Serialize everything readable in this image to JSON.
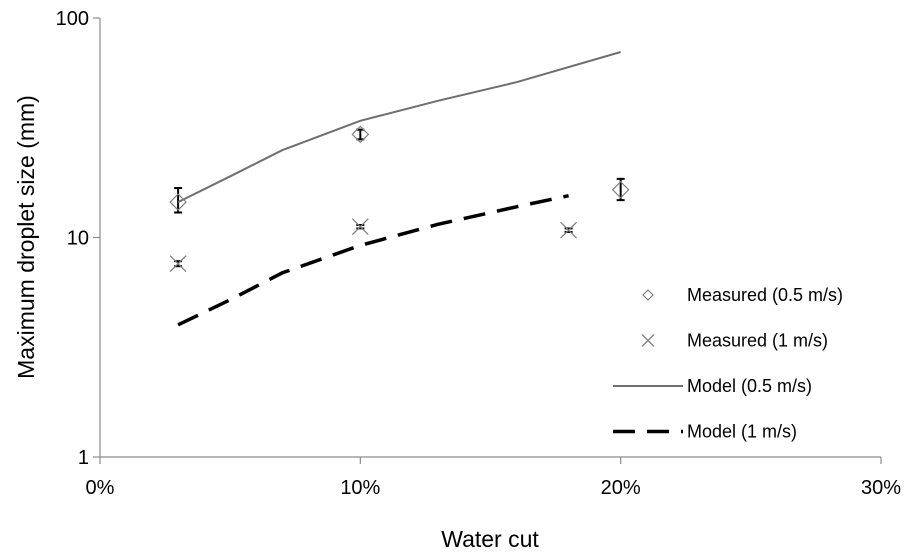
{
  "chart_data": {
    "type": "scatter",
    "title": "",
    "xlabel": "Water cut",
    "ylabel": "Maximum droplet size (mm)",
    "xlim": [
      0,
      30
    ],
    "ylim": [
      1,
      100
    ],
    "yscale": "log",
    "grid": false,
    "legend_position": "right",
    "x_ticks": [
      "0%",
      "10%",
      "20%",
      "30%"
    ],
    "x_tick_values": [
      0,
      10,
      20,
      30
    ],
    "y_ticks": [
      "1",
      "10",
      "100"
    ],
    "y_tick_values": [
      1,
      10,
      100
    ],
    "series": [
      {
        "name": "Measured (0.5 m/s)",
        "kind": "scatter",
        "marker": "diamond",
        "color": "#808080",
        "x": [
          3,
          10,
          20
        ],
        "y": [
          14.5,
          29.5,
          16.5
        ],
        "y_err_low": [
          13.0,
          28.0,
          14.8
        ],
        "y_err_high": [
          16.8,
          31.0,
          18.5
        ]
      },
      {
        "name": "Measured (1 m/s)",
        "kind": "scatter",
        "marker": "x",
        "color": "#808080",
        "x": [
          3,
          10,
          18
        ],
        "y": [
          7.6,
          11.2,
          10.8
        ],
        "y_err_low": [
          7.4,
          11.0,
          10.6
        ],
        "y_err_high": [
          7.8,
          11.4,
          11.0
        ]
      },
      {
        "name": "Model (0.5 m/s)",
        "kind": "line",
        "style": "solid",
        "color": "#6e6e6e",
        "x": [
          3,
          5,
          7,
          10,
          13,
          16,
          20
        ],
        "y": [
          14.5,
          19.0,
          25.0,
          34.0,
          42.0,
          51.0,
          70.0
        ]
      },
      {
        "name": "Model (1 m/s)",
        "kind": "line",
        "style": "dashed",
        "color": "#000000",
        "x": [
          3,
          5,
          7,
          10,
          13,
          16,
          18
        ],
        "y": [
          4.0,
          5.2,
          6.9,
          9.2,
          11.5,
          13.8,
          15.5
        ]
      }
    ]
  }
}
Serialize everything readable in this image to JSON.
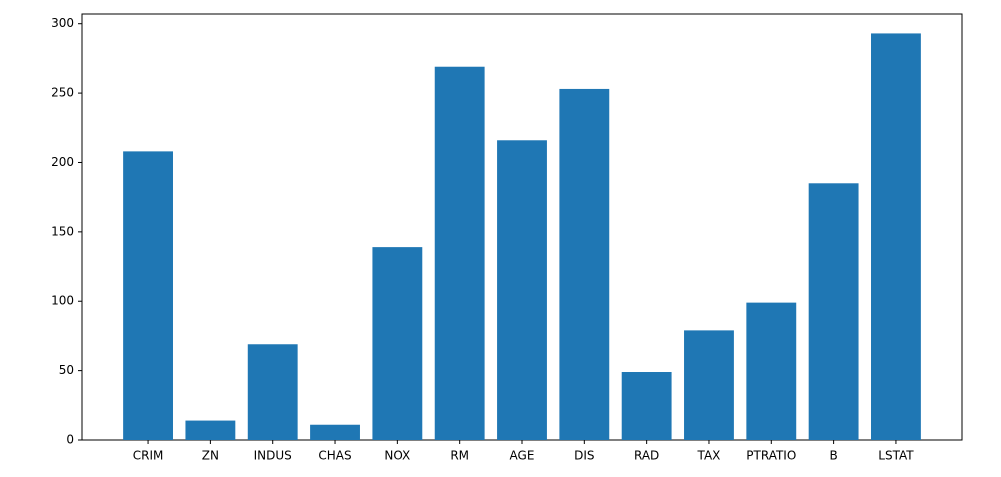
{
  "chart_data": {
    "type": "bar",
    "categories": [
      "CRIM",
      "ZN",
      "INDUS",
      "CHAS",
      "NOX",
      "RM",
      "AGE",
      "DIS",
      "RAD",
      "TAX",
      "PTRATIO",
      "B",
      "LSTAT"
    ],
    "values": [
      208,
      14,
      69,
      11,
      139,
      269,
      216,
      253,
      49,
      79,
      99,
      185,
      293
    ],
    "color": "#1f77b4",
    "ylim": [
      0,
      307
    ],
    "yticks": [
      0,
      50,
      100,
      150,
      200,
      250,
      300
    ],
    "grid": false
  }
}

______________________________

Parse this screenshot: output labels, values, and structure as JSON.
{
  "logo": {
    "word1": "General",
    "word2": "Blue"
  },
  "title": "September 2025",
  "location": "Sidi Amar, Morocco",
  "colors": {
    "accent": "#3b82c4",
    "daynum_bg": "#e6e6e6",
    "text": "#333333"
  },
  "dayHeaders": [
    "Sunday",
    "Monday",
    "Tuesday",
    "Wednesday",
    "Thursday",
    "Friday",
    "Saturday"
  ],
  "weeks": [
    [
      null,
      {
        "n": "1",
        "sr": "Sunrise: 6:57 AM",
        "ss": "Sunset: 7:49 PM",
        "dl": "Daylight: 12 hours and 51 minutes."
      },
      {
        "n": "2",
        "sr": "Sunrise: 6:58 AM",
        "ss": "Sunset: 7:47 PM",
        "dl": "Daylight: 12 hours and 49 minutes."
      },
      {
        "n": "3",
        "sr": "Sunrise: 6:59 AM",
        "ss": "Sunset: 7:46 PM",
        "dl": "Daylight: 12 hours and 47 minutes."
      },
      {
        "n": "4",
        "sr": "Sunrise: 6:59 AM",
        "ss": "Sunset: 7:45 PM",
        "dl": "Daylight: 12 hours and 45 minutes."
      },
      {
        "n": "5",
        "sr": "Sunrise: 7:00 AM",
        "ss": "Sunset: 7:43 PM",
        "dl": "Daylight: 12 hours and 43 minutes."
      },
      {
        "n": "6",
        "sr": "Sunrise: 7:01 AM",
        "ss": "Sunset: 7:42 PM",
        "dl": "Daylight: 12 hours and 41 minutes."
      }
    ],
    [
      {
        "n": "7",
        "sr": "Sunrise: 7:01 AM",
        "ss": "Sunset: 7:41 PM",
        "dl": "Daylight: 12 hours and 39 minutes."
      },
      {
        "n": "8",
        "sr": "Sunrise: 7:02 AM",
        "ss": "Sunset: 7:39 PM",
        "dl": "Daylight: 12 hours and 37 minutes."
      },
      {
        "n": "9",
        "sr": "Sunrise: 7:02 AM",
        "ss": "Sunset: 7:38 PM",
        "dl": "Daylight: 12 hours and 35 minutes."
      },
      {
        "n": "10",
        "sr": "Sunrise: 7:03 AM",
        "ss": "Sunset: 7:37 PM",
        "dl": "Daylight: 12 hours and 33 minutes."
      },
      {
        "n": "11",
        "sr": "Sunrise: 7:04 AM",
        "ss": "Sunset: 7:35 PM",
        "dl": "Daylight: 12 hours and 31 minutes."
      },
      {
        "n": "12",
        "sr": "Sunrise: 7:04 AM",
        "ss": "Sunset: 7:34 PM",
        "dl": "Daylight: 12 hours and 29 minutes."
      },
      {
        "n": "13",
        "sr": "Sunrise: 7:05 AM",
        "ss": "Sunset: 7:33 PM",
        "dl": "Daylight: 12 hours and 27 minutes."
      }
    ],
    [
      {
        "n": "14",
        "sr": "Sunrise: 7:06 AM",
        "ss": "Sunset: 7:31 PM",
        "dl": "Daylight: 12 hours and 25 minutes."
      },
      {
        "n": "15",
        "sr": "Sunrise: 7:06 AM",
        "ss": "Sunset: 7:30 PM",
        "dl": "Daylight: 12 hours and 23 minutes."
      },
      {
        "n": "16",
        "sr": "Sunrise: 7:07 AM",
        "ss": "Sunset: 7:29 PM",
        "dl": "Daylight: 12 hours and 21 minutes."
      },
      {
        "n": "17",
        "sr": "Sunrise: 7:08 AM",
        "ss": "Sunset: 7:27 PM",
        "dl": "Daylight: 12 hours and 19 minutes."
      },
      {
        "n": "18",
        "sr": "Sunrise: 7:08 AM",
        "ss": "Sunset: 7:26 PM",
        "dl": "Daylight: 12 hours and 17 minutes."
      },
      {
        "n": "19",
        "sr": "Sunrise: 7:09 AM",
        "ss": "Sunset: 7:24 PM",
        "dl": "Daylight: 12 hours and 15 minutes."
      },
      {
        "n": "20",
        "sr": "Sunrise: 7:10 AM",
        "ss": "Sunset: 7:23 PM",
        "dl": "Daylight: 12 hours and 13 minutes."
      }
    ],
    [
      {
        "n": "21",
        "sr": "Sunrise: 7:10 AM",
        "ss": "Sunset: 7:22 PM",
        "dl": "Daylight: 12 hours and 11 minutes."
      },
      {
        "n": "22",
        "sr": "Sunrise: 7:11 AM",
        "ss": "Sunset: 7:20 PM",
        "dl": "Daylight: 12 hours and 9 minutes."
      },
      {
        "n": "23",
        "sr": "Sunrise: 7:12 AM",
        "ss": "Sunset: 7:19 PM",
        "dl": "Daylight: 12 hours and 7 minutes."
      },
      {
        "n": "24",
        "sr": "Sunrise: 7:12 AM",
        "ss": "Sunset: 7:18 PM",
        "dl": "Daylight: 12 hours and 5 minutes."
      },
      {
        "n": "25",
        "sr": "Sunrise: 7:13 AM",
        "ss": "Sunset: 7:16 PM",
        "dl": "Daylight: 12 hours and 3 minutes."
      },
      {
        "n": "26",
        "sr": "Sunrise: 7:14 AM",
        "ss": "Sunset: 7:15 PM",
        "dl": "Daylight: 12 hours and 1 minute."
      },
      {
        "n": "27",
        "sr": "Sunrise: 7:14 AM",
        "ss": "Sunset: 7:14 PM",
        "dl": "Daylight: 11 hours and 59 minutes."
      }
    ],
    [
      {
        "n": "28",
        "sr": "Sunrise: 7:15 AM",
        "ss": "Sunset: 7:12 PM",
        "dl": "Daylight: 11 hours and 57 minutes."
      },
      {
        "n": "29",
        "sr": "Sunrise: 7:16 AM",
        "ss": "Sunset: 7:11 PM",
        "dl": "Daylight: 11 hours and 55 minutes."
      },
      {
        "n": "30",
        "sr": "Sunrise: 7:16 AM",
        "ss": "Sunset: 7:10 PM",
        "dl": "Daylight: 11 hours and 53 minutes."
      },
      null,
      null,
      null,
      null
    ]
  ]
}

______________________________

### Problem details
Report all lines of the data that include the word "name".

### Final result
        "name": "Measured (0.5 m/s)",
        "name": "Measured (1 m/s)",
        "name": "Model (0.5 m/s)",
        "name": "Model (1 m/s)",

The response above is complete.